> _WHAT IS BEING ASKED_
State how many lines of the entries below hold the word "lists"; reply with nothing but the number.
# start of INFORMATION SUPPLIED
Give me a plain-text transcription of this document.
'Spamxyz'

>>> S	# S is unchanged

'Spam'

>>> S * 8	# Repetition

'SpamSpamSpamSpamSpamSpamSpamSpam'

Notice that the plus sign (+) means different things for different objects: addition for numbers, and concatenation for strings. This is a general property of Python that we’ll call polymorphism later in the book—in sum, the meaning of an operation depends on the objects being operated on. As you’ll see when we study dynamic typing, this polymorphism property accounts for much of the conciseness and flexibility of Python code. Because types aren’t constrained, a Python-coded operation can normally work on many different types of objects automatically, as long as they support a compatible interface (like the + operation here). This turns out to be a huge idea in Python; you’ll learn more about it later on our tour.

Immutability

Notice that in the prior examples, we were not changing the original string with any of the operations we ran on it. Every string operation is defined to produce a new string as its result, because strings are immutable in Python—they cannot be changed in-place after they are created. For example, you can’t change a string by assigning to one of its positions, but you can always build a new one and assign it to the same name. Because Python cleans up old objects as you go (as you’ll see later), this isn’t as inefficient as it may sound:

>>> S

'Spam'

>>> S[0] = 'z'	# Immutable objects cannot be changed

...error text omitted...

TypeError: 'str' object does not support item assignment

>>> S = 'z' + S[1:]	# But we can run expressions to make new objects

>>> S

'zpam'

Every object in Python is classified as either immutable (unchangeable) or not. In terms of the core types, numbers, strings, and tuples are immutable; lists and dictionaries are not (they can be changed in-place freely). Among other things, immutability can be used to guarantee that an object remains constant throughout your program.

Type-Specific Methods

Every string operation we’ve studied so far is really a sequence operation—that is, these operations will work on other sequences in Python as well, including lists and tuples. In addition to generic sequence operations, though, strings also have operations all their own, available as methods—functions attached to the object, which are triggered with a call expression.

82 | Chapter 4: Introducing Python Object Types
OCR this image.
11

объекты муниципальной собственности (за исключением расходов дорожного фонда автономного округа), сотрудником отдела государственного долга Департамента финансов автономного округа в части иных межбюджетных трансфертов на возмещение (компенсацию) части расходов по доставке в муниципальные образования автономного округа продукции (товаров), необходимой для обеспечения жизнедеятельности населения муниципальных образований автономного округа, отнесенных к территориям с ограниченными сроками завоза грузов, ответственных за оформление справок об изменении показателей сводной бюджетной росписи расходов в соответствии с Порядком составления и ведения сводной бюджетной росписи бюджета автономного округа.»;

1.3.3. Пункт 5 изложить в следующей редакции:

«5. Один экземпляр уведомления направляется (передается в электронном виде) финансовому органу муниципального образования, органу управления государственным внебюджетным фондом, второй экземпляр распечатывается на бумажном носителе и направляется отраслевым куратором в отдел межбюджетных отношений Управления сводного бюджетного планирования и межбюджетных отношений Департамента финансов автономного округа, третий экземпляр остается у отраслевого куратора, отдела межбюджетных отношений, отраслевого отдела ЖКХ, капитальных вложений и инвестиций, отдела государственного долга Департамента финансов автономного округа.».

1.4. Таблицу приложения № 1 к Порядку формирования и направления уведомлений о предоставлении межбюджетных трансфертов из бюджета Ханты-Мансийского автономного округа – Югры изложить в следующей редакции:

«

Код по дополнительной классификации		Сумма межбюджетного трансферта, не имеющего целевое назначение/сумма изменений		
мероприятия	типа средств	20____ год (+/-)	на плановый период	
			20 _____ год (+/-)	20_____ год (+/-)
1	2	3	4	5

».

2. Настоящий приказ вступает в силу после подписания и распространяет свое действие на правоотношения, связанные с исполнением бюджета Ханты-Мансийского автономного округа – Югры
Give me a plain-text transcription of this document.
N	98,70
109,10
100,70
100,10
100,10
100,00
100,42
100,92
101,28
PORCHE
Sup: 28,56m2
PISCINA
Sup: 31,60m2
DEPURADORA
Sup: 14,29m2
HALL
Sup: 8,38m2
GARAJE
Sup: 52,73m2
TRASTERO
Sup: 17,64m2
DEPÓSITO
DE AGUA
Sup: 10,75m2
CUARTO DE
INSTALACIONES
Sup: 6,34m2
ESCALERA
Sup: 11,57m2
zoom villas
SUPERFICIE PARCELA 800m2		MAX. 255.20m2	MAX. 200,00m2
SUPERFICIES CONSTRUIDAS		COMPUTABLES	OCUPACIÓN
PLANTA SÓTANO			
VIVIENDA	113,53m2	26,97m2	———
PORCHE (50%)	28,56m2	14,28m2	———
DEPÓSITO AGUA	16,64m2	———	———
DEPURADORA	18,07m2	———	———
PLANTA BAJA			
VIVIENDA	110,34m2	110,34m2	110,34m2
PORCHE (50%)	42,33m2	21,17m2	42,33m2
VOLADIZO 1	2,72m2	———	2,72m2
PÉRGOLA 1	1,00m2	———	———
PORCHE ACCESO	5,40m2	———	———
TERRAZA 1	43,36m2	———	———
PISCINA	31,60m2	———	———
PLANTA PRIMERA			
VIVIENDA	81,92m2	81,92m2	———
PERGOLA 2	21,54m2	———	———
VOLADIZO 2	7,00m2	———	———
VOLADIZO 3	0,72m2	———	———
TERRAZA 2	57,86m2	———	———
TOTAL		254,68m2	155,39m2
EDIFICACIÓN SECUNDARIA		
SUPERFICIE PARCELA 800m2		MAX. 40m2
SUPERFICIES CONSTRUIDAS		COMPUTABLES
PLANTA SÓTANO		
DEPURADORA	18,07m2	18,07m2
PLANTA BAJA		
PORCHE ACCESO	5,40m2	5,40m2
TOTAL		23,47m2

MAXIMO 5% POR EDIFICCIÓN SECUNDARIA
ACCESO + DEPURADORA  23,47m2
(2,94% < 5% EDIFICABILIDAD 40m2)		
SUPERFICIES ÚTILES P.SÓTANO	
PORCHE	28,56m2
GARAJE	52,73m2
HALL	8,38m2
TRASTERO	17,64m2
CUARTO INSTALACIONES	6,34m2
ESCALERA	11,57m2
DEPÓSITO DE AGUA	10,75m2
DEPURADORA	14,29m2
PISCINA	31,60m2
# end of INFORMATION SUPPLIED
> _ANSWER TO THIS EXERCISE_
2